**Request**
Filter the entries that follow, copying every line in which the word "AQSID" appears.

--- Entries shown ---

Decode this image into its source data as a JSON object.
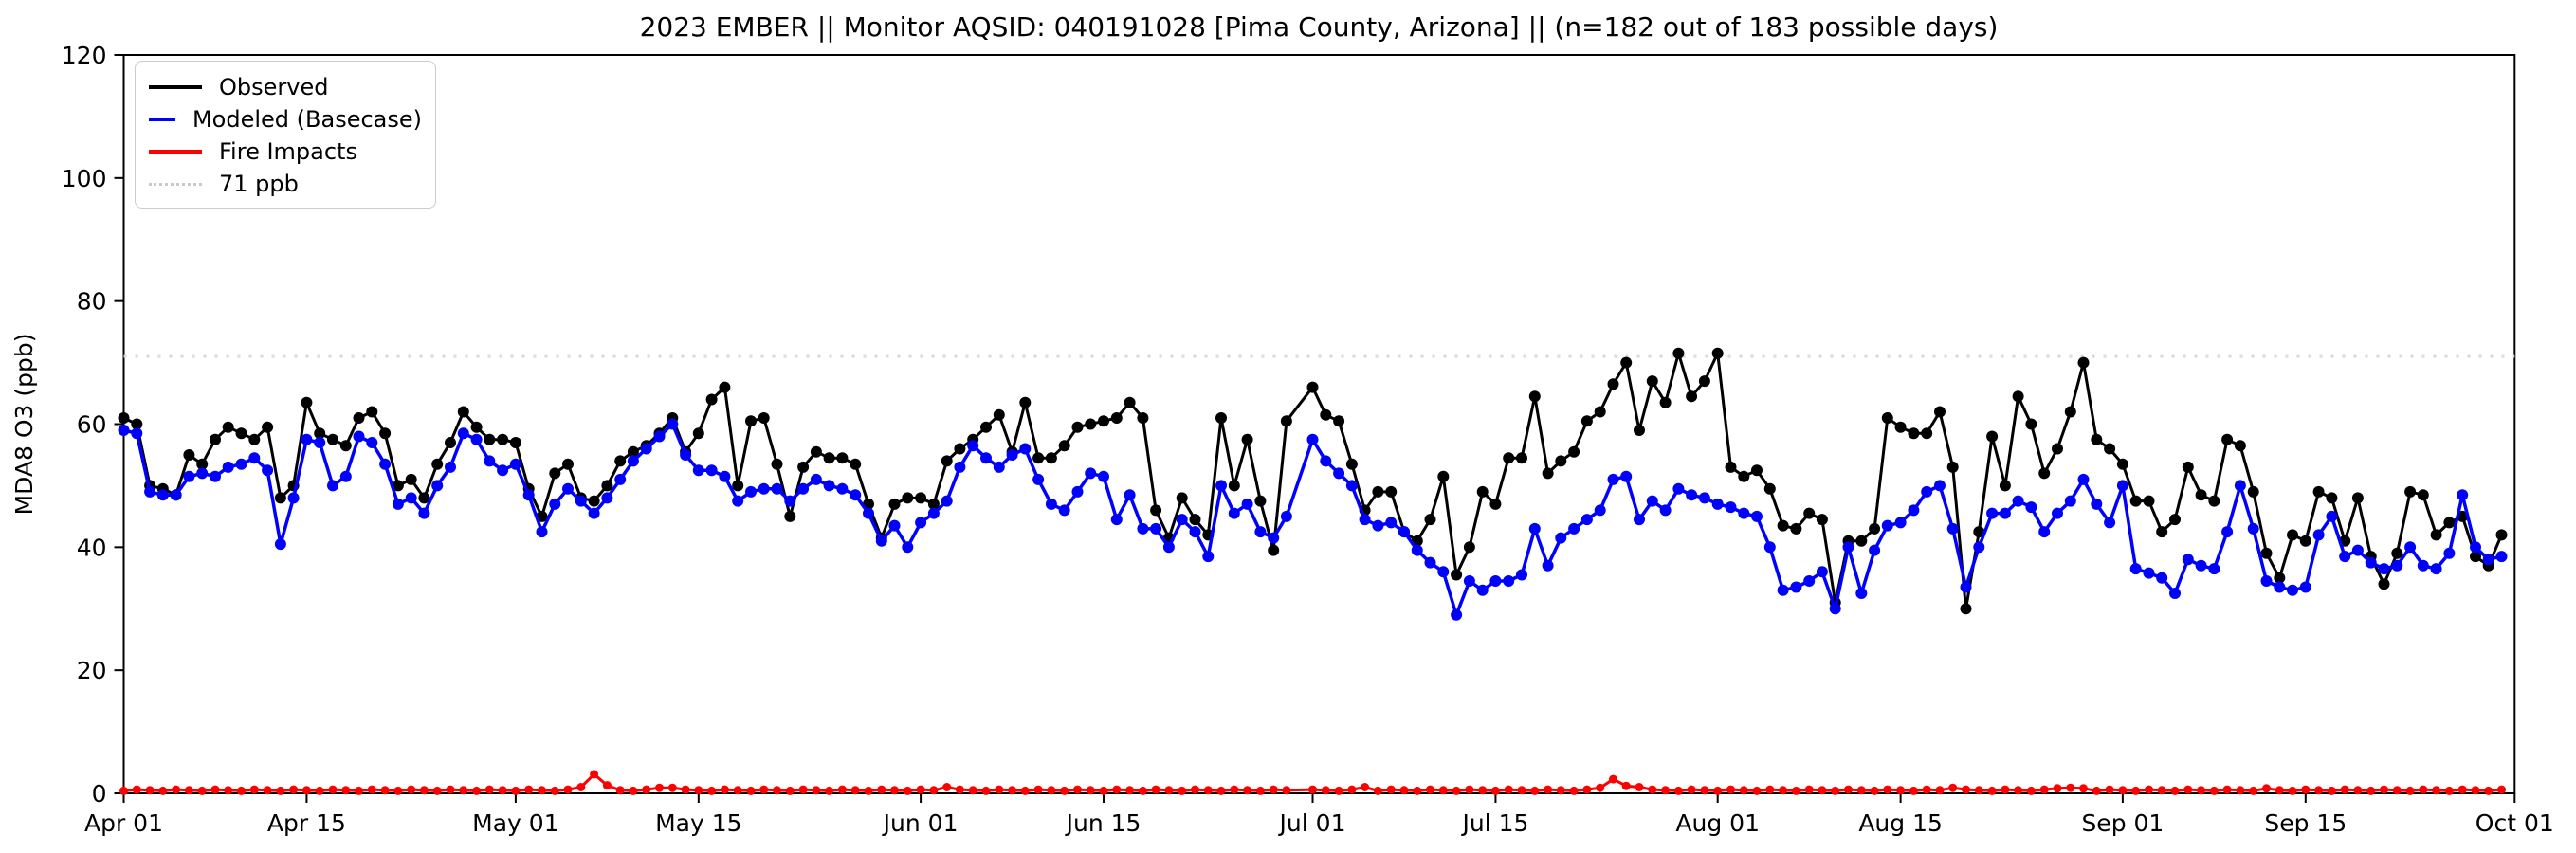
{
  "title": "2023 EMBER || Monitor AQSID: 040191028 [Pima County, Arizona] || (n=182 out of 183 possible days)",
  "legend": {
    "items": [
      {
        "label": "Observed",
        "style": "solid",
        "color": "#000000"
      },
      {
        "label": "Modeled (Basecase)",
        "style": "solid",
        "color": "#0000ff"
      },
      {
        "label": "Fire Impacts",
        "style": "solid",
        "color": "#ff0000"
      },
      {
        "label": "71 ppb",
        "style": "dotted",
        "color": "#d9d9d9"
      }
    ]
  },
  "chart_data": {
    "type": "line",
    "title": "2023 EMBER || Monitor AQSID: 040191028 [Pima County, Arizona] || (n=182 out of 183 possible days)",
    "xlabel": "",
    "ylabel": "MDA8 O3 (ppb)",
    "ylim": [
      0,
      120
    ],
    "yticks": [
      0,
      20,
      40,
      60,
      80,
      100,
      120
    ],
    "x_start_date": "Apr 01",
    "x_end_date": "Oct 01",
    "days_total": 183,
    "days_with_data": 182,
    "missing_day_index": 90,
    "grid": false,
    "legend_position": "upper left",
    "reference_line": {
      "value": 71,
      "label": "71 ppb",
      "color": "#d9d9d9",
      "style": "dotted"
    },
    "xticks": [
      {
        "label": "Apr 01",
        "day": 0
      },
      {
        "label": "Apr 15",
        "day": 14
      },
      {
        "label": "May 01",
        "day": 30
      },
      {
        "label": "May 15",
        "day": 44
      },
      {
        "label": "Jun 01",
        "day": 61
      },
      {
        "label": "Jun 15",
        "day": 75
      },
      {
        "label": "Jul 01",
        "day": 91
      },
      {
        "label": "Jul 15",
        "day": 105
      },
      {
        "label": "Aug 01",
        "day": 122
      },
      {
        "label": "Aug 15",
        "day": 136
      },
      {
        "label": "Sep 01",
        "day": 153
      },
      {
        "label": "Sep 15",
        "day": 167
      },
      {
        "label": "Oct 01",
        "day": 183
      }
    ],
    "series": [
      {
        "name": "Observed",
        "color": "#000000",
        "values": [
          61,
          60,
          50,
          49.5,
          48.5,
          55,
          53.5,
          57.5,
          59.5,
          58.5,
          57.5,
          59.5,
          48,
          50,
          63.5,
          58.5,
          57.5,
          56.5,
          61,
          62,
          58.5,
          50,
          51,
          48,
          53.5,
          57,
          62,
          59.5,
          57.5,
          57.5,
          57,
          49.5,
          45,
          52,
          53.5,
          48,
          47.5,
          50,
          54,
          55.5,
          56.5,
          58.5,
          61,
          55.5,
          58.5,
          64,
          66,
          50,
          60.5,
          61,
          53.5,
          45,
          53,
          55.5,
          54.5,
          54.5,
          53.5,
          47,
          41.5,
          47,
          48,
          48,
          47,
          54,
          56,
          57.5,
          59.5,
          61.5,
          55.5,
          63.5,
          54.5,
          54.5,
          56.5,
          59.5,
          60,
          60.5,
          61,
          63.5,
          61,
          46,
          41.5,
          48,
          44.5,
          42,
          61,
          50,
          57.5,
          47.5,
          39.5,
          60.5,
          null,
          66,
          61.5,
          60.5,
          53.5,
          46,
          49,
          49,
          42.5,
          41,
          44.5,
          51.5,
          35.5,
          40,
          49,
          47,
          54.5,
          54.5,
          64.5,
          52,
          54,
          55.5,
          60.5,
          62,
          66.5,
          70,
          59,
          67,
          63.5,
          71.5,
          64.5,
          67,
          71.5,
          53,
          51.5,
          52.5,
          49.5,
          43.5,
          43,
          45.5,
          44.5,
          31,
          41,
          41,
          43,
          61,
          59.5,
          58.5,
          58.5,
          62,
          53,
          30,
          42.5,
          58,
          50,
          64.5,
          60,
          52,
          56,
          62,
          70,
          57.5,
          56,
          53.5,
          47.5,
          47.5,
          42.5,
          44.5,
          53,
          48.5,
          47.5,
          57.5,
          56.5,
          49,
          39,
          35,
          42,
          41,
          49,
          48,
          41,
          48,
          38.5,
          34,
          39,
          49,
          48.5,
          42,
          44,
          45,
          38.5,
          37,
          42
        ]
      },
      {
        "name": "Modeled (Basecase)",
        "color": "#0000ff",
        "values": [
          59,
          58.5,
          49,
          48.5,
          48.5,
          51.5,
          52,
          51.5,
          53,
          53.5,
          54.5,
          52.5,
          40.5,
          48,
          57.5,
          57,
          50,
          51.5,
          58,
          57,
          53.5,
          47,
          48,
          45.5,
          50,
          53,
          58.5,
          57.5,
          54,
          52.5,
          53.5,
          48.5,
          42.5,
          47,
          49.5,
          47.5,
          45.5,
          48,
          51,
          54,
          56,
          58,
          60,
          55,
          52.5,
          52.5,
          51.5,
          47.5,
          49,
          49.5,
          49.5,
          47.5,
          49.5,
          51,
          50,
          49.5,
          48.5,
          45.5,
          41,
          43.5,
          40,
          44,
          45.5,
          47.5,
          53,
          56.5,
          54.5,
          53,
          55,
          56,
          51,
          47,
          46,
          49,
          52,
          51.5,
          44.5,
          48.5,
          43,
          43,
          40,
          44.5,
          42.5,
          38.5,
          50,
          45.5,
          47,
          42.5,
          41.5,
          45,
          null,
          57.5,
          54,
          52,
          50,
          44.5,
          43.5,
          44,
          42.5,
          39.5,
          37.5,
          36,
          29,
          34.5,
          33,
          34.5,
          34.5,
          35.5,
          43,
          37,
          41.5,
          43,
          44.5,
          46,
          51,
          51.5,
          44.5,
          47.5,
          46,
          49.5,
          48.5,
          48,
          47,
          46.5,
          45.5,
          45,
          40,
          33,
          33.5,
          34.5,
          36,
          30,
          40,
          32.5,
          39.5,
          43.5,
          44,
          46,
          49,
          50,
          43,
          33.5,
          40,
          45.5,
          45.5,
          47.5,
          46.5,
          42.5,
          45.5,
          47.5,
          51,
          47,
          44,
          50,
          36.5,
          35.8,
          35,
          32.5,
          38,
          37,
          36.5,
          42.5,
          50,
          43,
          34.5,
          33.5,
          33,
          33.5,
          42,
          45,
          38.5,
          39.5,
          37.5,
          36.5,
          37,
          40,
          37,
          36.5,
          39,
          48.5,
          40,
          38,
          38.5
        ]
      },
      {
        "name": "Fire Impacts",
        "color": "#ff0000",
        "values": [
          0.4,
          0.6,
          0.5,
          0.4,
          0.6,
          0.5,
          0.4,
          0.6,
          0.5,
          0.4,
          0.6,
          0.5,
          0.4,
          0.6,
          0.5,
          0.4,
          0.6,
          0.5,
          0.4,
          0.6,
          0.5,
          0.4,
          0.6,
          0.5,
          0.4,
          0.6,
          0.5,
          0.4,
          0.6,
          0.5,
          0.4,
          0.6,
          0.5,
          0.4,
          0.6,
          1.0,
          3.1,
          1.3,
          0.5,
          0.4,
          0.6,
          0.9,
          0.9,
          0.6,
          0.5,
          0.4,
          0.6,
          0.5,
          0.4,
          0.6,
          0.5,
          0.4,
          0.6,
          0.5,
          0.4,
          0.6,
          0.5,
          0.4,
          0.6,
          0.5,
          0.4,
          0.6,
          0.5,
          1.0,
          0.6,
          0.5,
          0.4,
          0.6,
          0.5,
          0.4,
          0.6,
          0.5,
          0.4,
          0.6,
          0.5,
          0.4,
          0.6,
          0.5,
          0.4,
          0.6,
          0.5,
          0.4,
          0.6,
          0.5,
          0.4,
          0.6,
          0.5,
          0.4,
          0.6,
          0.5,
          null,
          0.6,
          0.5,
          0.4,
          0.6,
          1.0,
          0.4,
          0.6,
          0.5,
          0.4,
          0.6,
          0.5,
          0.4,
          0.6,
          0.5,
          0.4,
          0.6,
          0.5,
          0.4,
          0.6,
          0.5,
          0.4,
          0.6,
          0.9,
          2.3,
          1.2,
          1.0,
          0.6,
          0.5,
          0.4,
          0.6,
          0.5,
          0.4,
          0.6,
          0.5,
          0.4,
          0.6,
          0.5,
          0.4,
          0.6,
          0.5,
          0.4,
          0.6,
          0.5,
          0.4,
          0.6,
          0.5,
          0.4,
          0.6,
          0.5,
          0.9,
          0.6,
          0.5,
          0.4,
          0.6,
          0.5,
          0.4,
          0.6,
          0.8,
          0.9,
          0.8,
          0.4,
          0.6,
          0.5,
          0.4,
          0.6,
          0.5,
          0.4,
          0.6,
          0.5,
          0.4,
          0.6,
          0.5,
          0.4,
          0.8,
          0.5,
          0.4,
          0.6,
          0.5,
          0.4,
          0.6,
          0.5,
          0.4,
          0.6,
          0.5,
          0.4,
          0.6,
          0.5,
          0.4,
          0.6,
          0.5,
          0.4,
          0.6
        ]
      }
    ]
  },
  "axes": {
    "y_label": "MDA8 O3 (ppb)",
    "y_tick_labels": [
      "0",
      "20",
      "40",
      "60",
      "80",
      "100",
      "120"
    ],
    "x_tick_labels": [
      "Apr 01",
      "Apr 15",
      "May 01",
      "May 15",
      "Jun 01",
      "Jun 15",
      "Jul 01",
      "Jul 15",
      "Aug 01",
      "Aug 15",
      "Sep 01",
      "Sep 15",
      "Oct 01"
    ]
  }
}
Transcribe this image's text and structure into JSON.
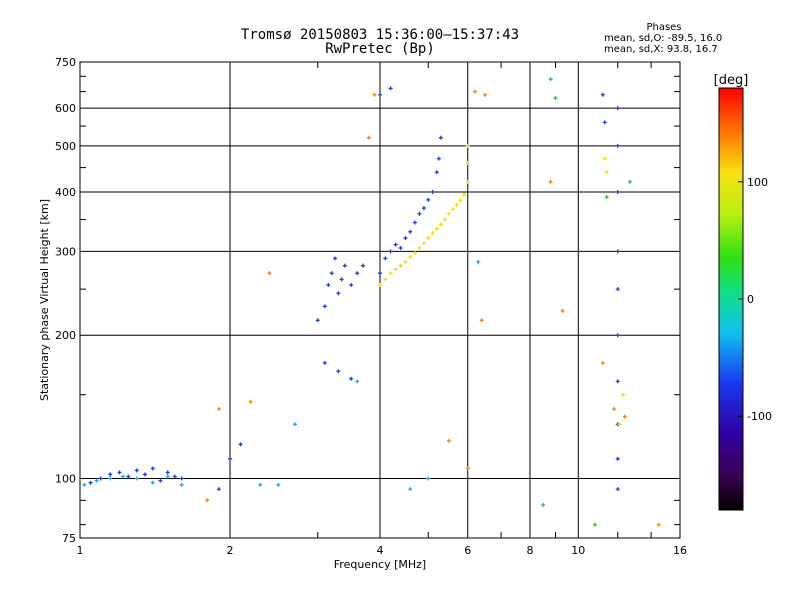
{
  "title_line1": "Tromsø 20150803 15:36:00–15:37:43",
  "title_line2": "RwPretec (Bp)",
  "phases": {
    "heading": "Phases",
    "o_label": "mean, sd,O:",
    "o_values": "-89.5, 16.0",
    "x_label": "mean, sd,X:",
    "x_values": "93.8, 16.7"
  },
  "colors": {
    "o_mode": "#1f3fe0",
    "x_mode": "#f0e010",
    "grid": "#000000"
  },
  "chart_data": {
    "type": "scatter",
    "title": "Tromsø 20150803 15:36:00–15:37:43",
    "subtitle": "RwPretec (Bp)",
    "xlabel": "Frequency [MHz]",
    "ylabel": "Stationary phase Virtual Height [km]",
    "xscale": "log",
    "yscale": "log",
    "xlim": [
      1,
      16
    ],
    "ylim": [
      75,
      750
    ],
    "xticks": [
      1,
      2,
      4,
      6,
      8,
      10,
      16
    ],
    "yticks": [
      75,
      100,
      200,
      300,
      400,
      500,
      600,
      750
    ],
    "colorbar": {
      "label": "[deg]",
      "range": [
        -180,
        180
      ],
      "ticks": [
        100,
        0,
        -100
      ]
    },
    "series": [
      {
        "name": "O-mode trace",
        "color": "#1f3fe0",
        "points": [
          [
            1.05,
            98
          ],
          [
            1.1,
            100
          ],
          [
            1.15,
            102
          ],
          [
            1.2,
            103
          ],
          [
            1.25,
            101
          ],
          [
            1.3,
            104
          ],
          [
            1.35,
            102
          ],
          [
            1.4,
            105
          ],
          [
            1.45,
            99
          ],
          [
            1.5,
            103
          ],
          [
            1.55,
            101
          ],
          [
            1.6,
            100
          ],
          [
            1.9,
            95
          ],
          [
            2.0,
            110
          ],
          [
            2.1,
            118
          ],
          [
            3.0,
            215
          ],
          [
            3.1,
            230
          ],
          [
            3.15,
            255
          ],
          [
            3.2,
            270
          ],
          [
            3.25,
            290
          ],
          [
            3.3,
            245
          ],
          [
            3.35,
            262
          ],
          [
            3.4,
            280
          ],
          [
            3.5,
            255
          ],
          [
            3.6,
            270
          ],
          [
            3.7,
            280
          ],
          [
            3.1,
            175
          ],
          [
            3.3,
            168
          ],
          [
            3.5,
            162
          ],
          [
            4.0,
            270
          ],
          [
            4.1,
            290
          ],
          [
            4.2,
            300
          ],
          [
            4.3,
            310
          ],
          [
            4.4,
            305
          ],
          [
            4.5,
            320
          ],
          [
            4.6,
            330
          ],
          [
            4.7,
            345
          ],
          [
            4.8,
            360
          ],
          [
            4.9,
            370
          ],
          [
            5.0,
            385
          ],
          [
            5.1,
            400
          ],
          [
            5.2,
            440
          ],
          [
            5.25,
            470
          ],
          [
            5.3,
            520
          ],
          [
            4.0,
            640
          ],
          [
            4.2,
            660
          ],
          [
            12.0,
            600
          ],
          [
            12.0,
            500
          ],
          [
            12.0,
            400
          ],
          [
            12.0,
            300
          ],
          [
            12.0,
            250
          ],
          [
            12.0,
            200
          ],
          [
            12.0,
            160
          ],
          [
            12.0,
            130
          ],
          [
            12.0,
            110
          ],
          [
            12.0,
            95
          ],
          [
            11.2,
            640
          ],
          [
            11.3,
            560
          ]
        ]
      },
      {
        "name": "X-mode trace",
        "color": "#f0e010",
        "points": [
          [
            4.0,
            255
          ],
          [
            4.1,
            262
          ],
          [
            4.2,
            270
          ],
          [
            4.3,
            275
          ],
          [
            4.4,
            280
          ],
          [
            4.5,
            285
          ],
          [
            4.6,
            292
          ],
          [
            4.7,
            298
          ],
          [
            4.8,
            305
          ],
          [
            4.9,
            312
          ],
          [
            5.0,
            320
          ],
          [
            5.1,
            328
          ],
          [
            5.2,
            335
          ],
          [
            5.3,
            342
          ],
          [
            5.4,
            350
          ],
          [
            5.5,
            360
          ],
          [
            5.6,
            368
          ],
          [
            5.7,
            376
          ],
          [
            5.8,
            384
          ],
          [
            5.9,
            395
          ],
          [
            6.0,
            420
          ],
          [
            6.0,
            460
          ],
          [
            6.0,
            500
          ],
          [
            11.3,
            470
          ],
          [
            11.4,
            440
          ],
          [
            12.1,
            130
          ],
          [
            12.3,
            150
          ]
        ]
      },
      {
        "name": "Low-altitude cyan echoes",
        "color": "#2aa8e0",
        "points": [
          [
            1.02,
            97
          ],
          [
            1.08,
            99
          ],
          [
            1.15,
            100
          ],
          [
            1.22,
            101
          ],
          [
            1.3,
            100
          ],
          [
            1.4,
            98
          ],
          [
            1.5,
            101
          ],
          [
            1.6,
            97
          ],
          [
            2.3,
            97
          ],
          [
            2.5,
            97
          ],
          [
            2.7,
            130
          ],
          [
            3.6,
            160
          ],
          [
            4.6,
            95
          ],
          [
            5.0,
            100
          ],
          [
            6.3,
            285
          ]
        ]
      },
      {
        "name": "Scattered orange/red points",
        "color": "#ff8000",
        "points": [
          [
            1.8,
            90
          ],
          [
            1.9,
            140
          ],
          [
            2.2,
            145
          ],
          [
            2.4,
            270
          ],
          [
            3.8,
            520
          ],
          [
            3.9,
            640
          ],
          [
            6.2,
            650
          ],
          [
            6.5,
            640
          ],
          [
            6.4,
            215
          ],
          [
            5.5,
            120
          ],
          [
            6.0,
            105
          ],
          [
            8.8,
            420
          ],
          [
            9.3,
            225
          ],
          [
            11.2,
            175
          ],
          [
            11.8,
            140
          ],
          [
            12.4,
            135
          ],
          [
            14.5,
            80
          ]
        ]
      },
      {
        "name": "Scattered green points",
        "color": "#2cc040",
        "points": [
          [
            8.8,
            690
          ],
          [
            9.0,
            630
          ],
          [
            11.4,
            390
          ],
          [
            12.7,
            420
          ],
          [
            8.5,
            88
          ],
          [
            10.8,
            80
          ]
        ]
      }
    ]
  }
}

---

**Exercise response**
  "title": "2023 EMBER || Monitor AQSID: 040191028 [Pima County, Arizona] || (n=182 out of 183 possible days)",
    "title": "2023 EMBER || Monitor AQSID: 040191028 [Pima County, Arizona] || (n=182 out of 183 possible days)",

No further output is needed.